BRIEF – Rewrite the records below, replacing every "Point" with "Marker" and keeping everything else the same.

-- start --

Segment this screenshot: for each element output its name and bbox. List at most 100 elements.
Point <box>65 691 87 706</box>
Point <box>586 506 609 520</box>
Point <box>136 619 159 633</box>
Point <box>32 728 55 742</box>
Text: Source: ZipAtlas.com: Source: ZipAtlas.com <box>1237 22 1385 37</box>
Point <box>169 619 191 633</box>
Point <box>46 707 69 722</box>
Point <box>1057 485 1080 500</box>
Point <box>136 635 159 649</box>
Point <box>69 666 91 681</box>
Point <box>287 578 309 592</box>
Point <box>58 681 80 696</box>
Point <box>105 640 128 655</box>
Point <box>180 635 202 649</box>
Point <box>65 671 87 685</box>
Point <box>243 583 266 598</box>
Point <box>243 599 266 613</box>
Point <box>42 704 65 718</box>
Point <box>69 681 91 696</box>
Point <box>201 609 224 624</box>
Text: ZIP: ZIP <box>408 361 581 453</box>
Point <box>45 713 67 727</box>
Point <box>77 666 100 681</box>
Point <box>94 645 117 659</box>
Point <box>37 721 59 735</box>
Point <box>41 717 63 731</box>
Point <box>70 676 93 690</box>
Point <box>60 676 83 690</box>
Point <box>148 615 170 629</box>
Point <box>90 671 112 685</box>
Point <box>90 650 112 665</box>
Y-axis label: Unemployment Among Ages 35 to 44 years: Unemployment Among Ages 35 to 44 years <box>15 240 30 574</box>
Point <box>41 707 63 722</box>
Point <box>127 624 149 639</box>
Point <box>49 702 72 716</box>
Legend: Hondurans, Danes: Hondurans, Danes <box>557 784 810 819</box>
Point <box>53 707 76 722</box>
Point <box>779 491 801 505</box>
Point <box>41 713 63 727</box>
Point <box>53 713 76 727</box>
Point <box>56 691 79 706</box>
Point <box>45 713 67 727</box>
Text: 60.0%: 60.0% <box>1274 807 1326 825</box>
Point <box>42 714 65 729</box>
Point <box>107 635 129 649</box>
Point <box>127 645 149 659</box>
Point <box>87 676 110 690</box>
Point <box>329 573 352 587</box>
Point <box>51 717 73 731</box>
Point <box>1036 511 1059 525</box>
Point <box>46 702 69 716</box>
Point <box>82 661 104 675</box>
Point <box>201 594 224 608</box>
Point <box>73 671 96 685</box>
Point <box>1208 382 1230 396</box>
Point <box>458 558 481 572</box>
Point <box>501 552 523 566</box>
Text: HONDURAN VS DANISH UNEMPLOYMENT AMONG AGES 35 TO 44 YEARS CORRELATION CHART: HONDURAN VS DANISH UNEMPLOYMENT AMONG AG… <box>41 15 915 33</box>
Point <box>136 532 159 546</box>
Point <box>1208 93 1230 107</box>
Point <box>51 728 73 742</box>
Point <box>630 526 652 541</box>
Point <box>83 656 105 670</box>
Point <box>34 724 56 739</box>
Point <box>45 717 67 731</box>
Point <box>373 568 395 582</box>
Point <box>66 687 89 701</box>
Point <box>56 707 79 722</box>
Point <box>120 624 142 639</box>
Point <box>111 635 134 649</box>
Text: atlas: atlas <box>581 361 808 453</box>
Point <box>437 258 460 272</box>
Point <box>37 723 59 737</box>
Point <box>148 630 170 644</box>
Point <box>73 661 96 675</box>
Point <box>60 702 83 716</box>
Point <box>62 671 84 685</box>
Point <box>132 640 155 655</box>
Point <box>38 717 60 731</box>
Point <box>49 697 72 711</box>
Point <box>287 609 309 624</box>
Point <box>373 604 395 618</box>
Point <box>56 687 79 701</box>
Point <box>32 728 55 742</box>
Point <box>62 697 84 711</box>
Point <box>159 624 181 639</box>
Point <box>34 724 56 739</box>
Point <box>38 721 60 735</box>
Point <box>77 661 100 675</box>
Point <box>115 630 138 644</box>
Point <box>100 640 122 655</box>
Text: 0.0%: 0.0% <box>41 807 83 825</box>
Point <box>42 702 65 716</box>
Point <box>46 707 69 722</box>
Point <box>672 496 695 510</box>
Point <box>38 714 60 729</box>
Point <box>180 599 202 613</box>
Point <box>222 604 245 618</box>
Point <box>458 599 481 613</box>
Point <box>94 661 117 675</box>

-- end --

FULL ANSWER –
Segment this screenshot: for each element output its name and bbox. List at most 100 elements.
Marker <box>65 691 87 706</box>
Marker <box>586 506 609 520</box>
Marker <box>136 619 159 633</box>
Marker <box>32 728 55 742</box>
Text: Source: ZipAtlas.com: Source: ZipAtlas.com <box>1237 22 1385 37</box>
Marker <box>169 619 191 633</box>
Marker <box>46 707 69 722</box>
Marker <box>1057 485 1080 500</box>
Marker <box>136 635 159 649</box>
Marker <box>69 666 91 681</box>
Marker <box>287 578 309 592</box>
Marker <box>58 681 80 696</box>
Marker <box>105 640 128 655</box>
Marker <box>180 635 202 649</box>
Marker <box>65 671 87 685</box>
Marker <box>243 583 266 598</box>
Marker <box>243 599 266 613</box>
Marker <box>42 704 65 718</box>
Marker <box>69 681 91 696</box>
Marker <box>201 609 224 624</box>
Text: ZIP: ZIP <box>408 361 581 453</box>
Marker <box>45 713 67 727</box>
Marker <box>77 666 100 681</box>
Marker <box>94 645 117 659</box>
Marker <box>37 721 59 735</box>
Marker <box>41 717 63 731</box>
Marker <box>70 676 93 690</box>
Marker <box>60 676 83 690</box>
Marker <box>148 615 170 629</box>
Marker <box>90 671 112 685</box>
Marker <box>90 650 112 665</box>
Y-axis label: Unemployment Among Ages 35 to 44 years: Unemployment Among Ages 35 to 44 years <box>15 240 30 574</box>
Marker <box>41 707 63 722</box>
Marker <box>127 624 149 639</box>
Marker <box>49 702 72 716</box>
Legend: Hondurans, Danes: Hondurans, Danes <box>557 784 810 819</box>
Marker <box>53 707 76 722</box>
Marker <box>779 491 801 505</box>
Marker <box>41 713 63 727</box>
Marker <box>53 713 76 727</box>
Marker <box>56 691 79 706</box>
Marker <box>45 713 67 727</box>
Text: 60.0%: 60.0% <box>1274 807 1326 825</box>
Marker <box>42 714 65 729</box>
Marker <box>107 635 129 649</box>
Marker <box>127 645 149 659</box>
Marker <box>87 676 110 690</box>
Marker <box>329 573 352 587</box>
Marker <box>51 717 73 731</box>
Marker <box>1036 511 1059 525</box>
Marker <box>46 702 69 716</box>
Marker <box>82 661 104 675</box>
Marker <box>201 594 224 608</box>
Marker <box>73 671 96 685</box>
Marker <box>1208 382 1230 396</box>
Marker <box>458 558 481 572</box>
Marker <box>501 552 523 566</box>
Text: HONDURAN VS DANISH UNEMPLOYMENT AMONG AGES 35 TO 44 YEARS CORRELATION CHART: HONDURAN VS DANISH UNEMPLOYMENT AMONG AG… <box>41 15 915 33</box>
Marker <box>136 532 159 546</box>
Marker <box>1208 93 1230 107</box>
Marker <box>51 728 73 742</box>
Marker <box>630 526 652 541</box>
Marker <box>83 656 105 670</box>
Marker <box>34 724 56 739</box>
Marker <box>45 717 67 731</box>
Marker <box>373 568 395 582</box>
Marker <box>66 687 89 701</box>
Marker <box>56 707 79 722</box>
Marker <box>120 624 142 639</box>
Marker <box>111 635 134 649</box>
Text: atlas: atlas <box>581 361 808 453</box>
Marker <box>437 258 460 272</box>
Marker <box>37 723 59 737</box>
Marker <box>148 630 170 644</box>
Marker <box>73 661 96 675</box>
Marker <box>60 702 83 716</box>
Marker <box>62 671 84 685</box>
Marker <box>132 640 155 655</box>
Marker <box>38 717 60 731</box>
Marker <box>49 697 72 711</box>
Marker <box>287 609 309 624</box>
Marker <box>373 604 395 618</box>
Marker <box>56 687 79 701</box>
Marker <box>32 728 55 742</box>
Marker <box>62 697 84 711</box>
Marker <box>159 624 181 639</box>
Marker <box>34 724 56 739</box>
Marker <box>38 721 60 735</box>
Marker <box>77 661 100 675</box>
Marker <box>115 630 138 644</box>
Marker <box>100 640 122 655</box>
Text: 0.0%: 0.0% <box>41 807 83 825</box>
Marker <box>42 702 65 716</box>
Marker <box>46 707 69 722</box>
Marker <box>672 496 695 510</box>
Marker <box>38 714 60 729</box>
Marker <box>180 599 202 613</box>
Marker <box>222 604 245 618</box>
Marker <box>458 599 481 613</box>
Marker <box>94 661 117 675</box>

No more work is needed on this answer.